━━━━━ Data supplied ━━━━━

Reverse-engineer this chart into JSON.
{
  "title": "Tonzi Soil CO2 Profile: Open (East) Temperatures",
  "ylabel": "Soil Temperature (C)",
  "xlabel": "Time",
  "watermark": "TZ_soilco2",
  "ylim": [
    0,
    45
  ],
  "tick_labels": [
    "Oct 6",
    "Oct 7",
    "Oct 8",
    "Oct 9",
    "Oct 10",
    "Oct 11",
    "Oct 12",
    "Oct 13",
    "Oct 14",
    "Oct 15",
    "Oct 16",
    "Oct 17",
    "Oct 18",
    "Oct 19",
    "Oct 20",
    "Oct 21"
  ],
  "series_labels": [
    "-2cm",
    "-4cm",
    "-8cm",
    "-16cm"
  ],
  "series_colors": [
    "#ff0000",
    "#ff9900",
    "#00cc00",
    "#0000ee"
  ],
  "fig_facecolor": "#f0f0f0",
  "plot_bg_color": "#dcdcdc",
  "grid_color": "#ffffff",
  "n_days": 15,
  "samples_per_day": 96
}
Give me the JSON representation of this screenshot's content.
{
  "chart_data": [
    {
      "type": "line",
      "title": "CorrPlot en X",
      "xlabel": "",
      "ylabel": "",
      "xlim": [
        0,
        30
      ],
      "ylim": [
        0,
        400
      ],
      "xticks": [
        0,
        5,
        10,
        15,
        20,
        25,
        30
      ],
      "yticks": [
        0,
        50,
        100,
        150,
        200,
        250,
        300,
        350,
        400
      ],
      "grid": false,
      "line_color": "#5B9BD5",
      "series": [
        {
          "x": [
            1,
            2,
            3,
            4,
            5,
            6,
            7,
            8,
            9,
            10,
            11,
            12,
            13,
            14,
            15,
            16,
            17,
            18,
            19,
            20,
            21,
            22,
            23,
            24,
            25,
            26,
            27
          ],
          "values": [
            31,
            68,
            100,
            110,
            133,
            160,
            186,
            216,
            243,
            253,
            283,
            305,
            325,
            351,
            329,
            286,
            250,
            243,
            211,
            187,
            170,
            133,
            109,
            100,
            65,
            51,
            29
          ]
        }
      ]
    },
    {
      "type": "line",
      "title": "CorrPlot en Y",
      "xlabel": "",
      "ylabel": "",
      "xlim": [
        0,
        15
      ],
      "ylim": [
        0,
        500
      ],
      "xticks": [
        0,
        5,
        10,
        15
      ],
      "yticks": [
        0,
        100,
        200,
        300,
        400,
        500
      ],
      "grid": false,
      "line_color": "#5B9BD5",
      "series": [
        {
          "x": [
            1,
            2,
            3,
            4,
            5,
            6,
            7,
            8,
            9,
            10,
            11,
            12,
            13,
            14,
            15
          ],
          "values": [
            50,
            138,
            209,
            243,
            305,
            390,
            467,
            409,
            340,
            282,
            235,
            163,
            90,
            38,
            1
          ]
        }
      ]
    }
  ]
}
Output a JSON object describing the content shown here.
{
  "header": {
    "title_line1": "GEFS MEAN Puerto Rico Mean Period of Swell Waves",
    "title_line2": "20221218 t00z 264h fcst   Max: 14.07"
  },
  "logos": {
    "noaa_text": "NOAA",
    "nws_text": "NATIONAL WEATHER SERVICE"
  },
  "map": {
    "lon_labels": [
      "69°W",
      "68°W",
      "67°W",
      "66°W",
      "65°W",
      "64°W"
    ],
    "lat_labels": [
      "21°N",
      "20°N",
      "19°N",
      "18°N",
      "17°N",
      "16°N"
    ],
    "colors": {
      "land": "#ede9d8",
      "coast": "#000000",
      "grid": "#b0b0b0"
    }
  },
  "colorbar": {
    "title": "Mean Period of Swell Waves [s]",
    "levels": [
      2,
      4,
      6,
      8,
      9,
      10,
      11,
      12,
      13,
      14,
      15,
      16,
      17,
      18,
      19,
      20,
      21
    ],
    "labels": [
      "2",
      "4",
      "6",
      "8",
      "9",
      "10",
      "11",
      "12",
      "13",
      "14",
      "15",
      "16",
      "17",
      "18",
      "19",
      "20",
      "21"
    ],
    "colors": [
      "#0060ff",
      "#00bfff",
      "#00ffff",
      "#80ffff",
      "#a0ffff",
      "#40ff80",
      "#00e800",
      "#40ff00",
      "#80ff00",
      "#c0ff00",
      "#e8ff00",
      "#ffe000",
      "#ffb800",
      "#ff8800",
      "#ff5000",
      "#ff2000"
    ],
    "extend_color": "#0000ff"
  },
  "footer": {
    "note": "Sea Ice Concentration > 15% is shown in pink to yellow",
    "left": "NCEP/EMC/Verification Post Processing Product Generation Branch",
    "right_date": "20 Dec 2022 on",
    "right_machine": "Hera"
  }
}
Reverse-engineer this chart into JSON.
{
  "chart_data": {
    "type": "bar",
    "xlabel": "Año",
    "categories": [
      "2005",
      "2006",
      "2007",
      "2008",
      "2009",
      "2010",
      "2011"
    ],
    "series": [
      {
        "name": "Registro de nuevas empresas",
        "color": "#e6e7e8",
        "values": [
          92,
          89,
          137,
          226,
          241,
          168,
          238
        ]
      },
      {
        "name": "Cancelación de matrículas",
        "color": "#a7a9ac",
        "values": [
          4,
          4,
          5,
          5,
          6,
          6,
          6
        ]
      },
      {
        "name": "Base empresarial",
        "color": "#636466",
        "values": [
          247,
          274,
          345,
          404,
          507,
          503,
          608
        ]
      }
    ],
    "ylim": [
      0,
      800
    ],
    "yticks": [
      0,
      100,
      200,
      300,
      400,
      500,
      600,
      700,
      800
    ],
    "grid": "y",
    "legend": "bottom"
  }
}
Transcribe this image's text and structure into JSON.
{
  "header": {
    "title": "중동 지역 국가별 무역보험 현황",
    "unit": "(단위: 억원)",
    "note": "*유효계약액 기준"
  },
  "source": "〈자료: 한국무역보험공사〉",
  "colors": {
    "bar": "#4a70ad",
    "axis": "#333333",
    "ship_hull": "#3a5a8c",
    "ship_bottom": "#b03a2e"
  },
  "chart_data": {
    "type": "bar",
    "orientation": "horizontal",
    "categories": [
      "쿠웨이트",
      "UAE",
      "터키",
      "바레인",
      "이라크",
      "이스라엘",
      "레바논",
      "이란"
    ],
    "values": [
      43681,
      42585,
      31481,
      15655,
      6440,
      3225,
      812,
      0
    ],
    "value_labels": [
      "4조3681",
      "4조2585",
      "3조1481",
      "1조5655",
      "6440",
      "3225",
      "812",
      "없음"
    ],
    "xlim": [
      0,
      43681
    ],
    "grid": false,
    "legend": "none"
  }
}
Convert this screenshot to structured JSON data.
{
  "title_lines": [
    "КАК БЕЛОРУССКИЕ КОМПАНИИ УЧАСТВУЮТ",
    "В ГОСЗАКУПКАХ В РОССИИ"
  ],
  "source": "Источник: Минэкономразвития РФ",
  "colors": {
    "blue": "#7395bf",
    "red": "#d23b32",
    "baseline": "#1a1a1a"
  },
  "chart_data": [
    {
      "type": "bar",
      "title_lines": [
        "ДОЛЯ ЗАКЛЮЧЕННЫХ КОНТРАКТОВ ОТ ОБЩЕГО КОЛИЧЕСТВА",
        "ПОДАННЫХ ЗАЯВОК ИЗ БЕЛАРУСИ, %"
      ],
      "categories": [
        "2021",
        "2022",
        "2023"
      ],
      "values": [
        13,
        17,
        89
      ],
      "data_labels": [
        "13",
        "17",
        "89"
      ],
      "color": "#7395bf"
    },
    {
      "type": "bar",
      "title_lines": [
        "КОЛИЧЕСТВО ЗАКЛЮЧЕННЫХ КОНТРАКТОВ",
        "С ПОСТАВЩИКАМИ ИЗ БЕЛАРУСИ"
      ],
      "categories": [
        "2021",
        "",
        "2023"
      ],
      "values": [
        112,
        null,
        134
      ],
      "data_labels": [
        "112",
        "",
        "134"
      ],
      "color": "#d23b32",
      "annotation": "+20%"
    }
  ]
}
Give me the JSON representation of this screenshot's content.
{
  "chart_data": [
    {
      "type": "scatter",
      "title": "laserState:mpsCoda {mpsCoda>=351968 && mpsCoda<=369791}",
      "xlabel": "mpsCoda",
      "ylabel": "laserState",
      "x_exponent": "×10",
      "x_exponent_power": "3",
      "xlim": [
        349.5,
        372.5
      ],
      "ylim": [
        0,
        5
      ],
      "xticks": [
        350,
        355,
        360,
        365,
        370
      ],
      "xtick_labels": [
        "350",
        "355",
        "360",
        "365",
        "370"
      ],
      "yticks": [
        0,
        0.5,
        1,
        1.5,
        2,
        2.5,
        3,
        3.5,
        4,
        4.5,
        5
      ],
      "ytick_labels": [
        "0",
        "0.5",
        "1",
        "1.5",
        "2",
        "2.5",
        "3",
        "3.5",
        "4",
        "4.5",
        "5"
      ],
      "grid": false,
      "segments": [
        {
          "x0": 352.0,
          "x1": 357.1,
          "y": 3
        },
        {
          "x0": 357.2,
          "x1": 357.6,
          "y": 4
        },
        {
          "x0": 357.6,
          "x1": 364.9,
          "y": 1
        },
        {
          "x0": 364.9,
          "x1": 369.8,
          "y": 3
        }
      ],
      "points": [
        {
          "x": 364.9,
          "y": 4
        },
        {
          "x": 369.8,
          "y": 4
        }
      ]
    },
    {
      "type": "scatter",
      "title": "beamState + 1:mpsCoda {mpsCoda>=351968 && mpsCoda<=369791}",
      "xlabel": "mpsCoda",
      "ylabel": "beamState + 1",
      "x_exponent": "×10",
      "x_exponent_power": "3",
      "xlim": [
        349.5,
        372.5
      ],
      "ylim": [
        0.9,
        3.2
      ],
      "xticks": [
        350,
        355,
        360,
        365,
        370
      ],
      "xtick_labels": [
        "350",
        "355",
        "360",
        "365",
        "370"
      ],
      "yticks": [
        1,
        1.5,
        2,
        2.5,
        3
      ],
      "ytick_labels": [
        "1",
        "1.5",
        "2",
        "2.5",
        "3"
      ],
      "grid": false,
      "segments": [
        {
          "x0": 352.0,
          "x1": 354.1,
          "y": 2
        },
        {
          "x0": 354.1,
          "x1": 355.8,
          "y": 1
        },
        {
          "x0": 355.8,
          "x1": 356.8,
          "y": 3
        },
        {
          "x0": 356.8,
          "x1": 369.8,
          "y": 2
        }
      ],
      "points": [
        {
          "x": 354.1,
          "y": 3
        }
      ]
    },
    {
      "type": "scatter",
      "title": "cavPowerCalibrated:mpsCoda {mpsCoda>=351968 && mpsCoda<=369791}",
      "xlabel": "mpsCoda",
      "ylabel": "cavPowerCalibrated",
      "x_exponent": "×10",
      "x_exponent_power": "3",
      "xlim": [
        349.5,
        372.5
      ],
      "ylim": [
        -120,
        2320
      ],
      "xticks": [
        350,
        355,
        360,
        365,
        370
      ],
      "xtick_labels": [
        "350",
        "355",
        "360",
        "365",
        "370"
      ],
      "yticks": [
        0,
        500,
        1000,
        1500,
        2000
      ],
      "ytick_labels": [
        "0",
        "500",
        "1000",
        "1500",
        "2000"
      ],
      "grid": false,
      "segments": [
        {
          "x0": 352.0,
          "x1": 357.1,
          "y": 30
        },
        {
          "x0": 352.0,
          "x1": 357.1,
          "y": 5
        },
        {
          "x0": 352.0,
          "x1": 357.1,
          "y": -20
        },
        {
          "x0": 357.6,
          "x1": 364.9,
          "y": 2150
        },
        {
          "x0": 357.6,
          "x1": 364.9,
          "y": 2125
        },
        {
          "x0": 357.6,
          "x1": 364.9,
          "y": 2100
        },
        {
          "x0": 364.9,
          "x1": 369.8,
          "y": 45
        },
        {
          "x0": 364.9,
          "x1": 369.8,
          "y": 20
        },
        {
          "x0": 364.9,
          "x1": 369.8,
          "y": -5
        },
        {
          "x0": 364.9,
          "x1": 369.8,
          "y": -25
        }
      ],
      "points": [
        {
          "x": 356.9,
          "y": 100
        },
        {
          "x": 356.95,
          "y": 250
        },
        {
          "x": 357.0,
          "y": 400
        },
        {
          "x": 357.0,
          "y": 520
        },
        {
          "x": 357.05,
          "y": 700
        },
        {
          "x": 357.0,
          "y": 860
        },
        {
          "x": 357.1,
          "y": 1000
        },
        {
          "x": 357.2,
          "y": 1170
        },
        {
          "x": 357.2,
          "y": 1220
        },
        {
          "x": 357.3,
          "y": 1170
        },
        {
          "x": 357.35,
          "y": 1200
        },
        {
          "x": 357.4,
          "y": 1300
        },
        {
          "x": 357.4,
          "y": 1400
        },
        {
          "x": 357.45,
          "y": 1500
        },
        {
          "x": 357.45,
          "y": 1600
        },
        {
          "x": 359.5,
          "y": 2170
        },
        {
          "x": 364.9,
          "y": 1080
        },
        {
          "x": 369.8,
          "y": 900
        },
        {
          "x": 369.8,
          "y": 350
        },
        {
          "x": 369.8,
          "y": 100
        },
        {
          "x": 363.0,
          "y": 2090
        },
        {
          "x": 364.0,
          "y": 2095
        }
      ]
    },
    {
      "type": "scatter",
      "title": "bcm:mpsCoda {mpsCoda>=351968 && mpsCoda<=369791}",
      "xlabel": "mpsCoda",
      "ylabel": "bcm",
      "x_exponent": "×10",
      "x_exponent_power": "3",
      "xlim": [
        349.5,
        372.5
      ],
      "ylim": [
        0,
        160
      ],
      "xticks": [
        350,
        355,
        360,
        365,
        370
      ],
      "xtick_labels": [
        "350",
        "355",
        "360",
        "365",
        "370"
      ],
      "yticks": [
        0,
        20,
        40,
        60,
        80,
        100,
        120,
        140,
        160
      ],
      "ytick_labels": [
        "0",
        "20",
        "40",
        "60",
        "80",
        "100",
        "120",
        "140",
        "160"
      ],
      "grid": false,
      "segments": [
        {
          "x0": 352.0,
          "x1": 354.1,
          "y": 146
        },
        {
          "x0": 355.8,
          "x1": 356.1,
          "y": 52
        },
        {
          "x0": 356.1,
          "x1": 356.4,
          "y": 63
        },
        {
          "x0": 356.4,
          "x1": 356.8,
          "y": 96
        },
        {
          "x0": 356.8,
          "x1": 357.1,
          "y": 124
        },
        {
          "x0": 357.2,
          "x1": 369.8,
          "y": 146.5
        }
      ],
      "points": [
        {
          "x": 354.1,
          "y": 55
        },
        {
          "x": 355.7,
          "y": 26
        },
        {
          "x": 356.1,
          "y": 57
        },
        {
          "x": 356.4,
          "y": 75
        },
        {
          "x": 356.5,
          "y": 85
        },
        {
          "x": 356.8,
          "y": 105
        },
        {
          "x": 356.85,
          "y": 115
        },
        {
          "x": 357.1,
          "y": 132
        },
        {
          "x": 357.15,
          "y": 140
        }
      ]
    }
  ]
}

━━━━━

→ **What you are asked to do**
Search the data above for the word "ЗАКЛЮЧЕННЫХ", then gather each line in which it appears.

→ **Solution to the problem**
        "ДОЛЯ ЗАКЛЮЧЕННЫХ КОНТРАКТОВ ОТ ОБЩЕГО КОЛИЧЕСТВА",
        "КОЛИЧЕСТВО ЗАКЛЮЧЕННЫХ КОНТРАКТОВ",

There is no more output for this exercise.